INPUT RECORDS:
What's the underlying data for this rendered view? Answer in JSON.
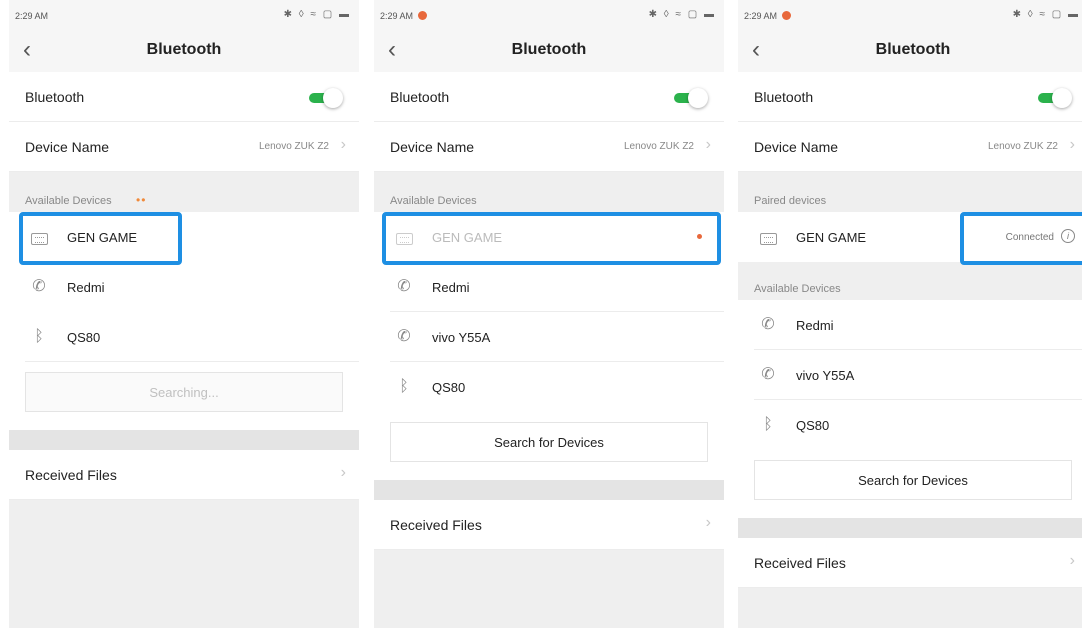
{
  "screens": [
    {
      "time": "2:29 AM",
      "title": "Bluetooth",
      "bluetooth_label": "Bluetooth",
      "device_name_label": "Device Name",
      "device_name_value": "Lenovo ZUK Z2",
      "section_label": "Available Devices",
      "section_dots": "••",
      "devices": [
        "GEN GAME",
        "Redmi",
        "QS80"
      ],
      "search_label": "Searching...",
      "received_files_label": "Received Files"
    },
    {
      "time": "2:29 AM",
      "title": "Bluetooth",
      "bluetooth_label": "Bluetooth",
      "device_name_label": "Device Name",
      "device_name_value": "Lenovo ZUK Z2",
      "section_label": "Available Devices",
      "devices": [
        "GEN GAME",
        "Redmi",
        "vivo Y55A",
        "QS80"
      ],
      "search_label": "Search for Devices",
      "received_files_label": "Received Files"
    },
    {
      "time": "2:29 AM",
      "title": "Bluetooth",
      "bluetooth_label": "Bluetooth",
      "device_name_label": "Device Name",
      "device_name_value": "Lenovo ZUK Z2",
      "paired_label": "Paired devices",
      "paired_device": "GEN GAME",
      "paired_status": "Connected",
      "section_label": "Available Devices",
      "devices": [
        "Redmi",
        "vivo Y55A",
        "QS80"
      ],
      "search_label": "Search for Devices",
      "received_files_label": "Received Files"
    }
  ],
  "icons": {
    "back": "‹",
    "chevron": "›",
    "phone": "✆",
    "bluetooth": "ᛒ",
    "info": "i"
  },
  "colors": {
    "accent_green": "#2bb24c",
    "highlight_blue": "#1e8fe3",
    "notification": "#e8683b"
  }
}
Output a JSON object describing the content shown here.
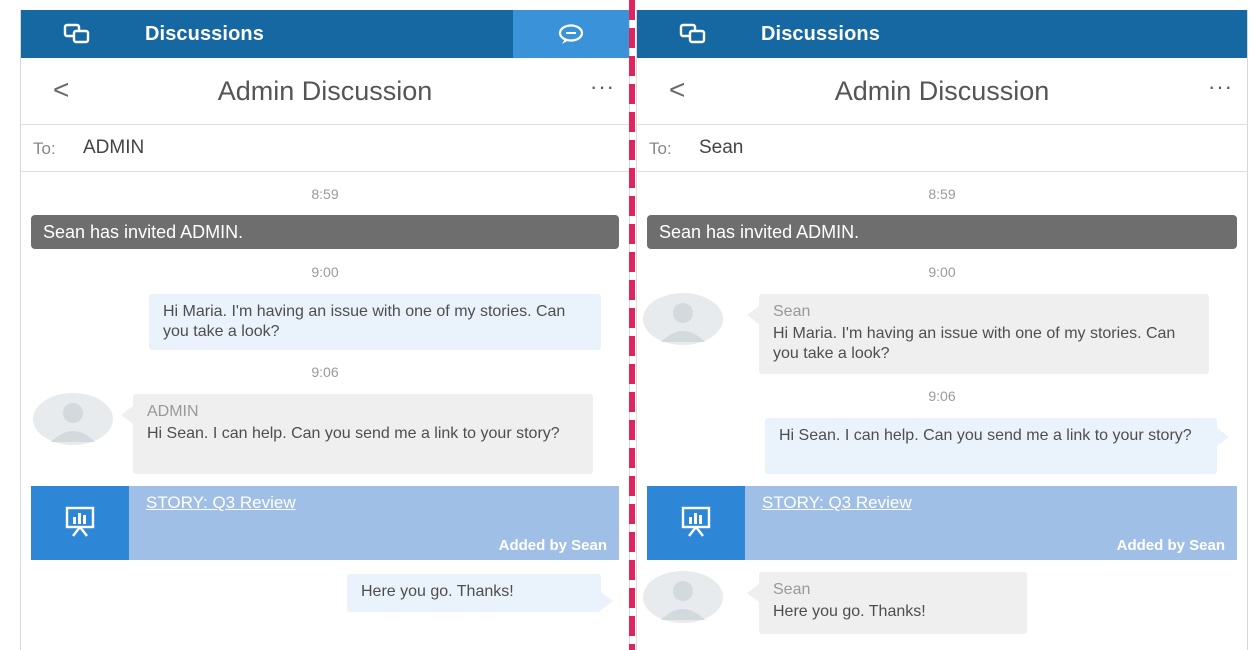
{
  "colors": {
    "topbar": "#1668a3",
    "topbar_active": "#3a92d8",
    "system_message": "#6e6e6e",
    "story_card": "#9fbfe6",
    "story_icon": "#2d87d6",
    "divider": "#e0245e"
  },
  "left": {
    "topbar": {
      "title": "Discussions",
      "icon": "discussions-icon",
      "chat_icon": "chat-bubble-icon"
    },
    "header": {
      "back": "<",
      "title": "Admin Discussion",
      "more": "···"
    },
    "to": {
      "label": "To:",
      "value": "ADMIN"
    },
    "messages": {
      "time1": "8:59",
      "system": "Sean has invited ADMIN.",
      "time2": "9:00",
      "msg1": "Hi Maria. I'm having an issue with one of my stories. Can you take a look?",
      "time3": "9:06",
      "msg2_sender": "ADMIN",
      "msg2": "Hi Sean. I can help. Can you send me a link to your story?",
      "story_title": "STORY: Q3 Review",
      "story_added": "Added by Sean",
      "msg3": "Here you go. Thanks!"
    }
  },
  "right": {
    "topbar": {
      "title": "Discussions",
      "icon": "discussions-icon"
    },
    "header": {
      "back": "<",
      "title": "Admin Discussion",
      "more": "···"
    },
    "to": {
      "label": "To:",
      "value": "Sean"
    },
    "messages": {
      "time1": "8:59",
      "system": "Sean has invited ADMIN.",
      "time2": "9:00",
      "msg1_sender": "Sean",
      "msg1": "Hi Maria. I'm having an issue with one of my stories. Can you take a look?",
      "time3": "9:06",
      "msg2": "Hi Sean. I can help. Can you send me a link to your story?",
      "story_title": "STORY: Q3 Review",
      "story_added": "Added by Sean",
      "msg3_sender": "Sean",
      "msg3": "Here you go. Thanks!"
    }
  }
}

WHAT NEEDS TO BE DONE: Make an exact copy of all entries above, dropping the images.

CORRECT RESULT:
What's the underlying data for this rendered view? Answer in JSON.
{
  "screens": [
    {
      "time": "2:29 AM",
      "title": "Bluetooth",
      "bluetooth_label": "Bluetooth",
      "device_name_label": "Device Name",
      "device_name_value": "Lenovo ZUK Z2",
      "section_label": "Available Devices",
      "section_dots": "••",
      "devices": [
        "GEN GAME",
        "Redmi",
        "QS80"
      ],
      "search_label": "Searching...",
      "received_files_label": "Received Files"
    },
    {
      "time": "2:29 AM",
      "title": "Bluetooth",
      "bluetooth_label": "Bluetooth",
      "device_name_label": "Device Name",
      "device_name_value": "Lenovo ZUK Z2",
      "section_label": "Available Devices",
      "devices": [
        "GEN GAME",
        "Redmi",
        "vivo Y55A",
        "QS80"
      ],
      "search_label": "Search for Devices",
      "received_files_label": "Received Files"
    },
    {
      "time": "2:29 AM",
      "title": "Bluetooth",
      "bluetooth_label": "Bluetooth",
      "device_name_label": "Device Name",
      "device_name_value": "Lenovo ZUK Z2",
      "paired_label": "Paired devices",
      "paired_device": "GEN GAME",
      "paired_status": "Connected",
      "section_label": "Available Devices",
      "devices": [
        "Redmi",
        "vivo Y55A",
        "QS80"
      ],
      "search_label": "Search for Devices",
      "received_files_label": "Received Files"
    }
  ],
  "icons": {
    "back": "‹",
    "chevron": "›",
    "phone": "✆",
    "bluetooth": "ᛒ",
    "info": "i"
  },
  "colors": {
    "accent_green": "#2bb24c",
    "highlight_blue": "#1e8fe3",
    "notification": "#e8683b"
  }
}
Output a JSON object describing the content shown here.
{
  "colors": {
    "topbar": "#1668a3",
    "topbar_active": "#3a92d8",
    "system_message": "#6e6e6e",
    "story_card": "#9fbfe6",
    "story_icon": "#2d87d6",
    "divider": "#e0245e"
  },
  "left": {
    "topbar": {
      "title": "Discussions",
      "icon": "discussions-icon",
      "chat_icon": "chat-bubble-icon"
    },
    "header": {
      "back": "<",
      "title": "Admin Discussion",
      "more": "···"
    },
    "to": {
      "label": "To:",
      "value": "ADMIN"
    },
    "messages": {
      "time1": "8:59",
      "system": "Sean has invited ADMIN.",
      "time2": "9:00",
      "msg1": "Hi Maria. I'm having an issue with one of my stories. Can you take a look?",
      "time3": "9:06",
      "msg2_sender": "ADMIN",
      "msg2": "Hi Sean. I can help. Can you send me a link to your story?",
      "story_title": "STORY: Q3 Review",
      "story_added": "Added by Sean",
      "msg3": "Here you go. Thanks!"
    }
  },
  "right": {
    "topbar": {
      "title": "Discussions",
      "icon": "discussions-icon"
    },
    "header": {
      "back": "<",
      "title": "Admin Discussion",
      "more": "···"
    },
    "to": {
      "label": "To:",
      "value": "Sean"
    },
    "messages": {
      "time1": "8:59",
      "system": "Sean has invited ADMIN.",
      "time2": "9:00",
      "msg1_sender": "Sean",
      "msg1": "Hi Maria. I'm having an issue with one of my stories. Can you take a look?",
      "time3": "9:06",
      "msg2": "Hi Sean. I can help. Can you send me a link to your story?",
      "story_title": "STORY: Q3 Review",
      "story_added": "Added by Sean",
      "msg3_sender": "Sean",
      "msg3": "Here you go. Thanks!"
    }
  }
}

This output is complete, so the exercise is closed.